**PROVIDED MATERIAL**

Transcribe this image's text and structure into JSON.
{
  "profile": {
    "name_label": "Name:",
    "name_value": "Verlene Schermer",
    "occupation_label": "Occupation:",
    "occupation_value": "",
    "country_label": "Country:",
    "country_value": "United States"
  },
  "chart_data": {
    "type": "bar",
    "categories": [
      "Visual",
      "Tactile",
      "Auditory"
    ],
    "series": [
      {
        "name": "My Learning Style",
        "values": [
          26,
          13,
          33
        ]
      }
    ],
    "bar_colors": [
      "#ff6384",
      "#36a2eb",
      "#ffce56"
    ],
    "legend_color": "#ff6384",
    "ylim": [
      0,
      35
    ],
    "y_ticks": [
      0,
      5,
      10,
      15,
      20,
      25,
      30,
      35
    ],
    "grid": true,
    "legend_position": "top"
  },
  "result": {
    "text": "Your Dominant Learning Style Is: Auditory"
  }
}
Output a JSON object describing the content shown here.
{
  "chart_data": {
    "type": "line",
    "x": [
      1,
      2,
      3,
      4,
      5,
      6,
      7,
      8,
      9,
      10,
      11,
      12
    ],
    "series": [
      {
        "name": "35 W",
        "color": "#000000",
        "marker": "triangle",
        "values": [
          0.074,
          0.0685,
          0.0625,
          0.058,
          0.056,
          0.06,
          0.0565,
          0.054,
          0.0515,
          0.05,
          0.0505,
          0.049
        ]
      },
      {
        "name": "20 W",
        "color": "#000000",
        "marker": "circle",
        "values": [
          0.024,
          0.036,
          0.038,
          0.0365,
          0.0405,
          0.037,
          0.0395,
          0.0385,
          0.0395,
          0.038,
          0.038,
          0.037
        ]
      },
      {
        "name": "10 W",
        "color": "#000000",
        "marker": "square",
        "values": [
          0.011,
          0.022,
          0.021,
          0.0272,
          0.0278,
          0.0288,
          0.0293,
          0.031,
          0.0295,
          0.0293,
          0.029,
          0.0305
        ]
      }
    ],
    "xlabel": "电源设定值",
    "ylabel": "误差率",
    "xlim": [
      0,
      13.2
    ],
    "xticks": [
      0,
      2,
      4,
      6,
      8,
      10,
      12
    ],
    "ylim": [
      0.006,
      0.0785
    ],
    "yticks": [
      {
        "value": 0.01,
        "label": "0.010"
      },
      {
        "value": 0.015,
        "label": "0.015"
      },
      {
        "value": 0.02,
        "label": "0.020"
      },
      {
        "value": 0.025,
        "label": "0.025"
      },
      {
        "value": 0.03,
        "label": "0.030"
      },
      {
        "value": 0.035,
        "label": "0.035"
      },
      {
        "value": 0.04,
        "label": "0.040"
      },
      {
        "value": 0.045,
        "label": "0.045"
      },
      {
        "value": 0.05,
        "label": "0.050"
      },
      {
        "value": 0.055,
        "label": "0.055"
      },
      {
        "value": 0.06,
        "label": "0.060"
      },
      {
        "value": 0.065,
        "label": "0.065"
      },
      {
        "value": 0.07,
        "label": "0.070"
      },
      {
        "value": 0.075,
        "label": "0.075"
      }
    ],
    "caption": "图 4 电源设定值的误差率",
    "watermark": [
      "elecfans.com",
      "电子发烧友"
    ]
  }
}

**TASK PROMPT**
Write every record out again, unaltered.

**ANSWER FOR THIS EXERCISE**
Transcribe this image's text and structure into JSON.
{
  "profile": {
    "name_label": "Name:",
    "name_value": "Verlene Schermer",
    "occupation_label": "Occupation:",
    "occupation_value": "",
    "country_label": "Country:",
    "country_value": "United States"
  },
  "chart_data": {
    "type": "bar",
    "categories": [
      "Visual",
      "Tactile",
      "Auditory"
    ],
    "series": [
      {
        "name": "My Learning Style",
        "values": [
          26,
          13,
          33
        ]
      }
    ],
    "bar_colors": [
      "#ff6384",
      "#36a2eb",
      "#ffce56"
    ],
    "legend_color": "#ff6384",
    "ylim": [
      0,
      35
    ],
    "y_ticks": [
      0,
      5,
      10,
      15,
      20,
      25,
      30,
      35
    ],
    "grid": true,
    "legend_position": "top"
  },
  "result": {
    "text": "Your Dominant Learning Style Is: Auditory"
  }
}
Output a JSON object describing the content shown here.
{
  "chart_data": {
    "type": "line",
    "x": [
      1,
      2,
      3,
      4,
      5,
      6,
      7,
      8,
      9,
      10,
      11,
      12
    ],
    "series": [
      {
        "name": "35 W",
        "color": "#000000",
        "marker": "triangle",
        "values": [
          0.074,
          0.0685,
          0.0625,
          0.058,
          0.056,
          0.06,
          0.0565,
          0.054,
          0.0515,
          0.05,
          0.0505,
          0.049
        ]
      },
      {
        "name": "20 W",
        "color": "#000000",
        "marker": "circle",
        "values": [
          0.024,
          0.036,
          0.038,
          0.0365,
          0.0405,
          0.037,
          0.0395,
          0.0385,
          0.0395,
          0.038,
          0.038,
          0.037
        ]
      },
      {
        "name": "10 W",
        "color": "#000000",
        "marker": "square",
        "values": [
          0.011,
          0.022,
          0.021,
          0.0272,
          0.0278,
          0.0288,
          0.0293,
          0.031,
          0.0295,
          0.0293,
          0.029,
          0.0305
        ]
      }
    ],
    "xlabel": "电源设定值",
    "ylabel": "误差率",
    "xlim": [
      0,
      13.2
    ],
    "xticks": [
      0,
      2,
      4,
      6,
      8,
      10,
      12
    ],
    "ylim": [
      0.006,
      0.0785
    ],
    "yticks": [
      {
        "value": 0.01,
        "label": "0.010"
      },
      {
        "value": 0.015,
        "label": "0.015"
      },
      {
        "value": 0.02,
        "label": "0.020"
      },
      {
        "value": 0.025,
        "label": "0.025"
      },
      {
        "value": 0.03,
        "label": "0.030"
      },
      {
        "value": 0.035,
        "label": "0.035"
      },
      {
        "value": 0.04,
        "label": "0.040"
      },
      {
        "value": 0.045,
        "label": "0.045"
      },
      {
        "value": 0.05,
        "label": "0.050"
      },
      {
        "value": 0.055,
        "label": "0.055"
      },
      {
        "value": 0.06,
        "label": "0.060"
      },
      {
        "value": 0.065,
        "label": "0.065"
      },
      {
        "value": 0.07,
        "label": "0.070"
      },
      {
        "value": 0.075,
        "label": "0.075"
      }
    ],
    "caption": "图 4 电源设定值的误差率",
    "watermark": [
      "elecfans.com",
      "电子发烧友"
    ]
  }
}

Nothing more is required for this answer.